## EXERCISE INSTRUCTIONS
Starting at the row that contains "- volume-bar: [659, 532, 665, 542]" and ending after the row that contains "- price-bar: [726, 153, 730, 185]", give those rows again with every "ma-dotted-point" changed to "ma-dot" and nothing else altered. Leave out all other rows.
■ ■ ■ ■ ■
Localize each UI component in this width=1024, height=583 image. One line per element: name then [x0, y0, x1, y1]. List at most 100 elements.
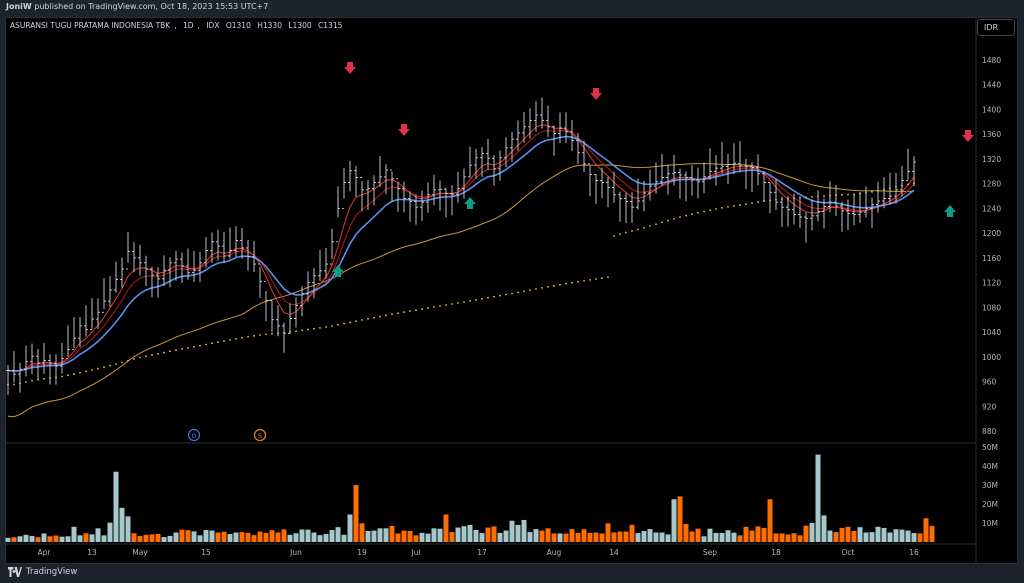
- volume-bar: [659, 532, 665, 542]
- volume-bar: [503, 530, 509, 542]
- time-axis-label: 14: [609, 548, 619, 557]
- price-bar: [714, 155, 718, 186]
- symbol-interval: 1D: [183, 21, 194, 30]
- volume-bar: [389, 525, 395, 542]
- volume-bar: [233, 532, 239, 542]
- volume-bar: [875, 526, 881, 542]
- ma-dotted-point: [619, 233, 621, 236]
- ma-dotted-point: [439, 305, 441, 307]
- ma-dotted-point: [499, 294, 501, 297]
- ma-dotted-point: [385, 314, 387, 317]
- time-axis-label: May: [132, 548, 148, 557]
- volume-bar: [257, 531, 263, 542]
- ma-dotted-point: [139, 356, 141, 359]
- volume-bar: [299, 529, 305, 542]
- ma-dotted-point: [811, 195, 813, 198]
- volume-tick-label: 20M: [982, 500, 998, 509]
- price-tick-label: 1320: [982, 155, 1001, 164]
- ma-dotted-point: [43, 377, 45, 380]
- volume-bar: [557, 533, 563, 542]
- volume-bar: [569, 529, 575, 542]
- ma-dotted-point: [451, 303, 453, 305]
- price-bar: [84, 305, 88, 337]
- buy-arrow-icon: [464, 197, 476, 209]
- ma-dotted-point: [355, 320, 357, 323]
- ma-dotted-point: [493, 295, 495, 298]
- price-bar: [510, 131, 514, 162]
- ma-dotted-point: [805, 196, 807, 199]
- footer-brand-text: TradingView: [26, 567, 78, 577]
- buy-arrow-icon: [332, 265, 344, 277]
- price-bar: [516, 120, 520, 151]
- price-bar: [678, 168, 682, 199]
- price-bar: [360, 177, 364, 212]
- price-bar: [906, 148, 910, 182]
- time-axis-label: 13: [87, 548, 97, 557]
- price-tick-label: 1400: [982, 105, 1001, 114]
- ma-dotted-point: [643, 226, 645, 229]
- volume-bar: [71, 526, 77, 542]
- ma-dotted-point: [631, 230, 633, 232]
- symbol-exchange: IDX: [206, 21, 220, 30]
- footer-brand[interactable]: TradingView: [8, 567, 77, 577]
- price-bar: [690, 165, 694, 196]
- price-bar: [726, 153, 730, 185]
- price-bar: [402, 181, 406, 213]
- price-bar: [630, 192, 634, 223]
- ma-dotted-point: [547, 285, 549, 288]
- price-bar: [756, 154, 760, 186]
- ma-dotted-point: [463, 301, 465, 303]
- author-name[interactable]: JoniW: [6, 2, 32, 11]
- volume-bar: [719, 532, 725, 542]
- price-bar: [30, 343, 34, 375]
- chart-area[interactable]: [5, 17, 1018, 564]
- price-bar: [522, 112, 526, 143]
- price-bar: [18, 362, 22, 393]
- ma-dotted-point: [541, 287, 543, 289]
- volume-bar: [431, 528, 437, 542]
- price-bar: [546, 105, 550, 137]
- ma-dotted-point: [181, 348, 183, 350]
- currency-button[interactable]: IDR: [977, 19, 1015, 36]
- volume-bar: [413, 535, 419, 542]
- price-bar: [612, 171, 616, 203]
- volume-bar: [767, 499, 773, 542]
- volume-bar: [269, 530, 275, 542]
- volume-bar: [125, 516, 131, 542]
- volume-bar: [779, 533, 785, 542]
- volume-bar: [671, 499, 677, 542]
- price-bar: [486, 138, 490, 170]
- price-bar: [144, 255, 148, 287]
- price-bar: [540, 97, 544, 129]
- ma-dotted-point: [163, 351, 165, 354]
- price-bar: [480, 147, 484, 178]
- volume-bar: [101, 535, 107, 542]
- ma-dotted-point: [265, 333, 267, 336]
- price-bar: [456, 171, 460, 203]
- volume-bar: [149, 534, 155, 542]
- price-bar: [378, 155, 382, 188]
- price-bar: [114, 261, 118, 293]
- ma-dotted-point: [241, 336, 243, 339]
- ma-dotted-point: [691, 213, 693, 216]
- volume-bar: [797, 535, 803, 542]
- price-bar: [306, 271, 310, 302]
- price-bar: [846, 199, 850, 231]
- price-bar: [222, 231, 226, 264]
- symbol-name[interactable]: ASURANSI TUGU PRATAMA INDONESIA TBK: [10, 21, 171, 30]
- ma-dotted-point: [85, 370, 87, 373]
- volume-bar: [155, 534, 161, 542]
- price-bar: [438, 180, 442, 211]
- ma-dotted-point: [67, 374, 69, 377]
- ma-dotted-point: [637, 228, 639, 231]
- price-bar: [534, 101, 538, 132]
- ma-dotted-point: [625, 231, 627, 234]
- time-axis-label: 19: [357, 548, 367, 557]
- ma-dotted-point: [709, 209, 711, 212]
- ma-dotted-point: [715, 208, 717, 210]
- price-bar: [36, 348, 40, 380]
- price-bar: [708, 148, 712, 180]
- volume-bar: [323, 534, 329, 542]
- price-bar: [210, 232, 214, 263]
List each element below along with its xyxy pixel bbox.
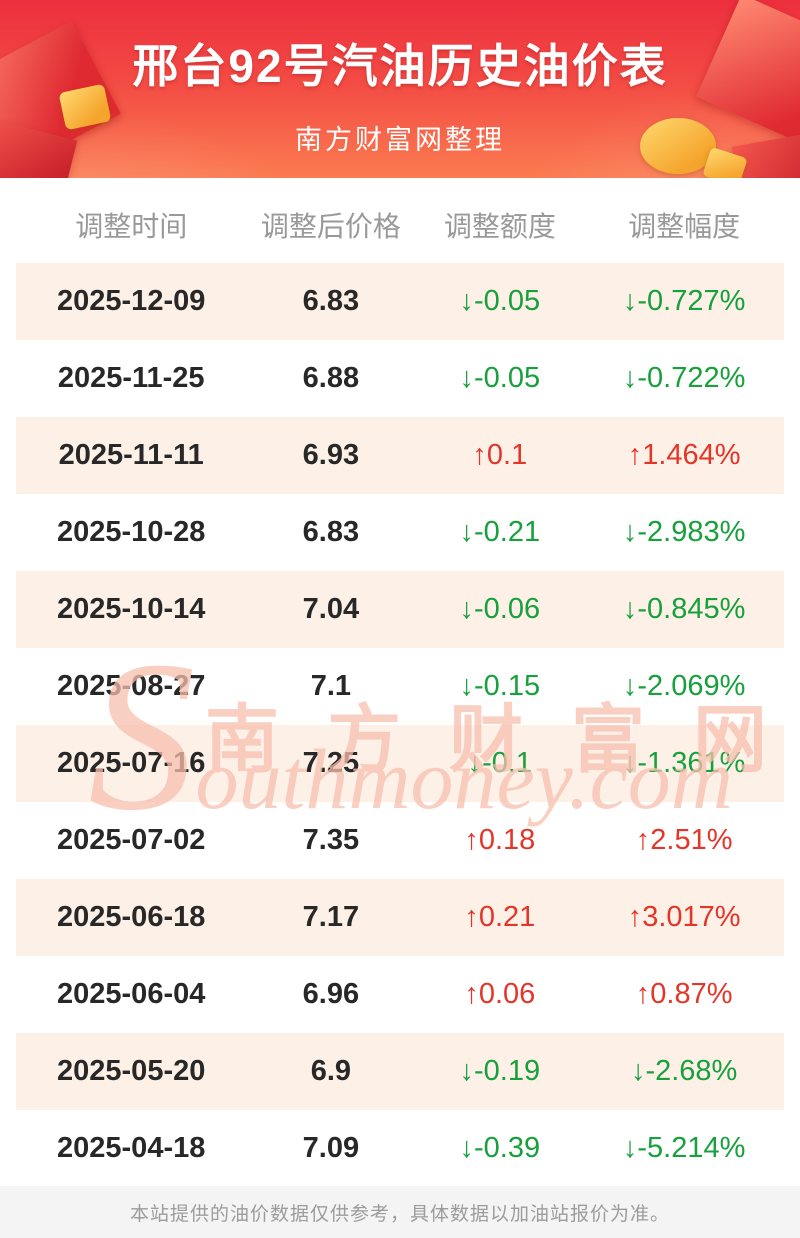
date-cell: 2025-04-18	[57, 1132, 206, 1164]
price-cell: 6.96	[302, 978, 360, 1010]
table-row: 2025-12-09 6.83 ↓-0.05 ↓-0.727%	[16, 263, 784, 340]
percent-cell: ↓-0.727%	[622, 285, 746, 317]
change-cell: ↓-0.19	[459, 1055, 541, 1087]
table-row: 2025-05-20 6.9 ↓-0.19 ↓-2.68%	[16, 1033, 784, 1110]
date-cell: 2025-12-09	[57, 285, 206, 317]
percent-cell: ↑1.464%	[627, 439, 741, 471]
price-cell: 7.09	[302, 1132, 360, 1164]
percent-cell: ↑0.87%	[635, 978, 733, 1010]
disclaimer-text: 本站提供的油价数据仅供参考，具体数据以加油站报价为准。	[129, 1203, 670, 1225]
price-cell: 6.83	[302, 285, 360, 317]
price-cell: 6.88	[302, 362, 360, 394]
change-cell: ↓-0.1	[467, 747, 533, 779]
page-header: 邢台92号汽油历史油价表 南方财富网整理	[0, 0, 800, 178]
date-cell: 2025-05-20	[57, 1055, 206, 1087]
change-cell: ↓-0.05	[459, 362, 541, 394]
date-cell: 2025-10-28	[57, 516, 206, 548]
percent-cell: ↓-5.214%	[622, 1132, 746, 1164]
change-cell: ↓-0.06	[459, 593, 541, 625]
column-header-change: 调整额度	[443, 210, 556, 242]
table-row: 2025-07-02 7.35 ↑0.18 ↑2.51%	[16, 802, 784, 879]
page-subtitle: 南方财富网整理	[295, 125, 505, 155]
column-header-price: 调整后价格	[260, 210, 401, 242]
change-cell: ↑0.18	[464, 824, 536, 856]
table-row: 2025-11-25 6.88 ↓-0.05 ↓-0.722%	[16, 340, 784, 417]
percent-cell: ↓-0.845%	[622, 593, 746, 625]
change-cell: ↓-0.39	[459, 1132, 541, 1164]
change-cell: ↓-0.21	[459, 516, 541, 548]
price-cell: 7.35	[302, 824, 360, 856]
change-cell: ↑0.21	[464, 901, 536, 933]
change-cell: ↑0.1	[472, 439, 528, 471]
page-title: 邢台92号汽油历史油价表	[132, 40, 668, 92]
change-cell: ↑0.06	[464, 978, 536, 1010]
date-cell: 2025-11-25	[57, 362, 205, 394]
date-cell: 2025-11-11	[58, 439, 204, 471]
price-cell: 6.9	[310, 1055, 352, 1087]
percent-cell: ↓-1.361%	[622, 747, 746, 779]
percent-cell: ↓-0.722%	[622, 362, 746, 394]
change-cell: ↓-0.05	[459, 285, 541, 317]
gold-coin-icon-right	[640, 118, 716, 174]
disclaimer-footer: 本站提供的油价数据仅供参考，具体数据以加油站报价为准。	[0, 1186, 800, 1238]
table-row: 2025-10-14 7.04 ↓-0.06 ↓-0.845%	[16, 571, 784, 648]
percent-cell: ↑3.017%	[627, 901, 741, 933]
table-row: 2025-08-27 7.1 ↓-0.15 ↓-2.069%	[16, 648, 784, 725]
percent-cell: ↓-2.983%	[622, 516, 746, 548]
table-row: 2025-11-11 6.93 ↑0.1 ↑1.464%	[16, 417, 784, 494]
table-header-row: 调整时间 调整后价格 调整额度 调整幅度	[16, 186, 784, 263]
change-cell: ↓-0.15	[459, 670, 541, 702]
percent-cell: ↑2.51%	[635, 824, 733, 856]
price-cell: 6.93	[302, 439, 360, 471]
table-row: 2025-04-18 7.09 ↓-0.39 ↓-5.214%	[16, 1110, 784, 1187]
price-cell: 7.17	[302, 901, 360, 933]
price-cell: 7.1	[310, 670, 352, 702]
column-header-date: 调整时间	[75, 210, 188, 242]
percent-cell: ↓-2.68%	[630, 1055, 738, 1087]
table-row: 2025-06-04 6.96 ↑0.06 ↑0.87%	[16, 956, 784, 1033]
table-row: 2025-07-16 7.25 ↓-0.1 ↓-1.361%	[16, 725, 784, 802]
oil-price-table: 调整时间 调整后价格 调整额度 调整幅度 2025-12-09 6.83 ↓-0…	[16, 186, 784, 1187]
date-cell: 2025-07-16	[57, 747, 206, 779]
price-cell: 6.83	[302, 516, 360, 548]
date-cell: 2025-08-27	[57, 670, 206, 702]
price-cell: 7.25	[302, 747, 360, 779]
date-cell: 2025-06-18	[57, 901, 206, 933]
date-cell: 2025-10-14	[57, 593, 206, 625]
date-cell: 2025-07-02	[57, 824, 206, 856]
percent-cell: ↓-2.069%	[622, 670, 746, 702]
date-cell: 2025-06-04	[57, 978, 206, 1010]
table-row: 2025-10-28 6.83 ↓-0.21 ↓-2.983%	[16, 494, 784, 571]
price-cell: 7.04	[302, 593, 360, 625]
table-row: 2025-06-18 7.17 ↑0.21 ↑3.017%	[16, 879, 784, 956]
column-header-percent: 调整幅度	[628, 210, 741, 242]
■ ■ ■ ■ ■
## RESULT FOR THIS TASK
- volume-bar: [659, 532, 665, 542]
- volume-bar: [503, 530, 509, 542]
- time-axis-label: 14: [609, 548, 619, 557]
- price-bar: [714, 155, 718, 186]
- symbol-interval: 1D: [183, 21, 194, 30]
- volume-bar: [389, 525, 395, 542]
- volume-bar: [233, 532, 239, 542]
- volume-bar: [875, 526, 881, 542]
- ma-dot: [619, 233, 621, 236]
- ma-dot: [439, 305, 441, 307]
- ma-dot: [499, 294, 501, 297]
- ma-dot: [385, 314, 387, 317]
- time-axis-label: May: [132, 548, 148, 557]
- volume-bar: [257, 531, 263, 542]
- ma-dot: [139, 356, 141, 359]
- volume-bar: [299, 529, 305, 542]
- ma-dot: [811, 195, 813, 198]
- volume-tick-label: 20M: [982, 500, 998, 509]
- price-tick-label: 1320: [982, 155, 1001, 164]
- ma-dot: [43, 377, 45, 380]
- volume-bar: [557, 533, 563, 542]
- volume-bar: [569, 529, 575, 542]
- ma-dot: [451, 303, 453, 305]
- price-bar: [84, 305, 88, 337]
- buy-arrow-icon: [464, 197, 476, 209]
- ma-dot: [355, 320, 357, 323]
- ma-dot: [493, 295, 495, 298]
- price-bar: [510, 131, 514, 162]
- ma-dot: [805, 196, 807, 199]
- footer-brand-text: TradingView: [26, 567, 78, 577]
- buy-arrow-icon: [332, 265, 344, 277]
- price-bar: [516, 120, 520, 151]
- price-bar: [678, 168, 682, 199]
- price-bar: [360, 177, 364, 212]
- price-bar: [906, 148, 910, 182]
- time-axis-label: 13: [87, 548, 97, 557]
- price-tick-label: 1400: [982, 105, 1001, 114]
- ma-dot: [643, 226, 645, 229]
- volume-bar: [71, 526, 77, 542]
- ma-dot: [631, 230, 633, 232]
- symbol-exchange: IDX: [206, 21, 220, 30]
- footer-brand[interactable]: TradingView: [8, 567, 77, 577]
- price-bar: [690, 165, 694, 196]
- price-bar: [726, 153, 730, 185]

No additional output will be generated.